§ **SOURCE RECORDS**

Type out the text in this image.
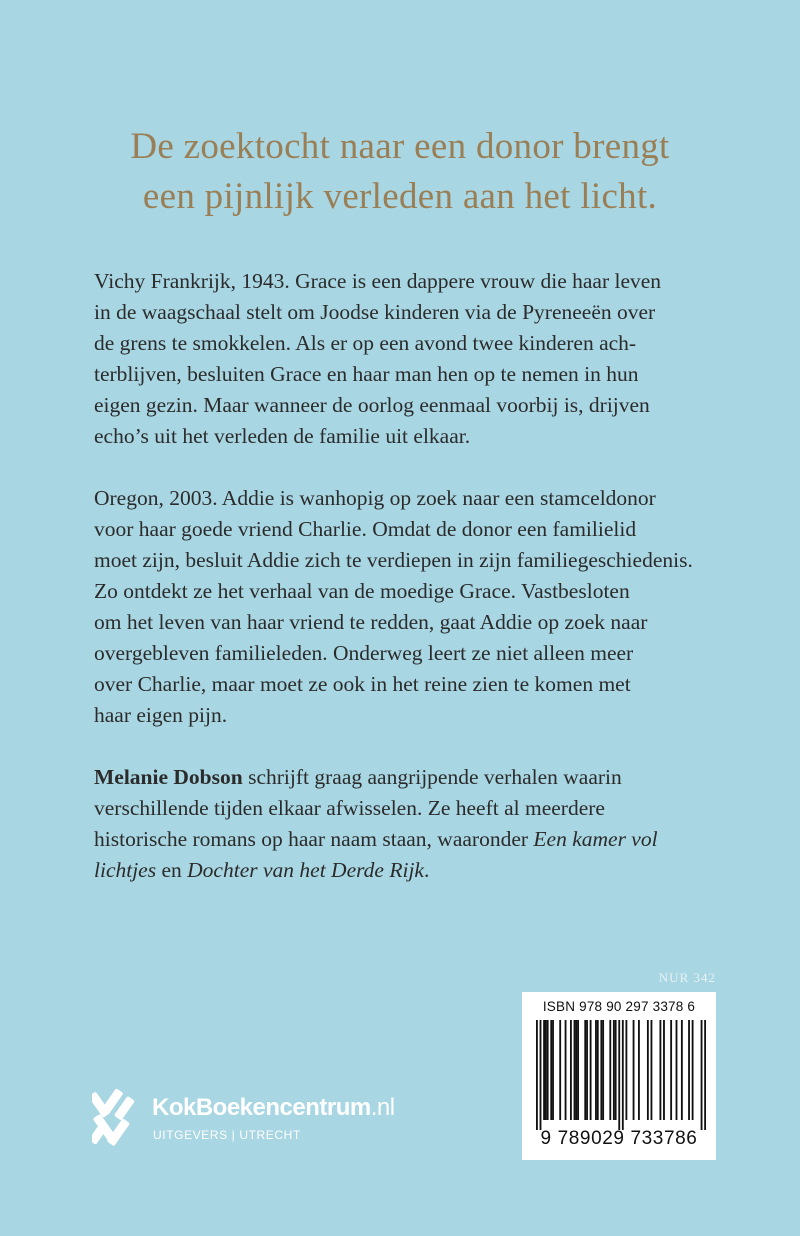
De zoektocht naar een donor brengt
een pijnlijk verleden aan het licht.

Vichy Frankrijk, 1943. Grace is een dappere vrouw die haar leven
in de waagschaal stelt om Joodse kinderen via de Pyreneeën over
de grens te smokkelen. Als er op een avond twee kinderen ach-
terblijven, besluiten Grace en haar man hen op te nemen in hun
eigen gezin. Maar wanneer de oorlog eenmaal voorbij is, drijven
echo’s uit het verleden de familie uit elkaar.

Oregon, 2003. Addie is wanhopig op zoek naar een stamceldonor
voor haar goede vriend Charlie. Omdat de donor een familielid
moet zijn, besluit Addie zich te verdiepen in zijn familiegeschiedenis.
Zo ontdekt ze het verhaal van de moedige Grace. Vastbesloten
om het leven van haar vriend te redden, gaat Addie op zoek naar
overgebleven familieleden. Onderweg leert ze niet alleen meer
over Charlie, maar moet ze ook in het reine zien te komen met
haar eigen pijn.

Melanie Dobson schrijft graag aangrijpende verhalen waarin
verschillende tijden elkaar afwisselen. Ze heeft al meerdere
historische romans op haar naam staan, waaronder Een kamer vol
lichtjes en Dochter van het Derde Rijk.

NUR 342
ISBN 978 90 297 3378 6
9 789029 733786
KokBoekencentrum.nl
UITGEVERS | UTRECHT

§ **WHAT YOU ARE ASKED TO DO**
Reproduce the entries above without change, omitting all pictures.

§ **RESULT**
Type out the text in this image.
De zoektocht naar een donor brengt
een pijnlijk verleden aan het licht.

Vichy Frankrijk, 1943. Grace is een dappere vrouw die haar leven
in de waagschaal stelt om Joodse kinderen via de Pyreneeën over
de grens te smokkelen. Als er op een avond twee kinderen ach-
terblijven, besluiten Grace en haar man hen op te nemen in hun
eigen gezin. Maar wanneer de oorlog eenmaal voorbij is, drijven
echo’s uit het verleden de familie uit elkaar.

Oregon, 2003. Addie is wanhopig op zoek naar een stamceldonor
voor haar goede vriend Charlie. Omdat de donor een familielid
moet zijn, besluit Addie zich te verdiepen in zijn familiegeschiedenis.
Zo ontdekt ze het verhaal van de moedige Grace. Vastbesloten
om het leven van haar vriend te redden, gaat Addie op zoek naar
overgebleven familieleden. Onderweg leert ze niet alleen meer
over Charlie, maar moet ze ook in het reine zien te komen met
haar eigen pijn.

Melanie Dobson schrijft graag aangrijpende verhalen waarin
verschillende tijden elkaar afwisselen. Ze heeft al meerdere
historische romans op haar naam staan, waaronder Een kamer vol
lichtjes en Dochter van het Derde Rijk.

NUR 342
ISBN 978 90 297 3378 6
9 789029 733786
KokBoekencentrum.nl
UITGEVERS | UTRECHT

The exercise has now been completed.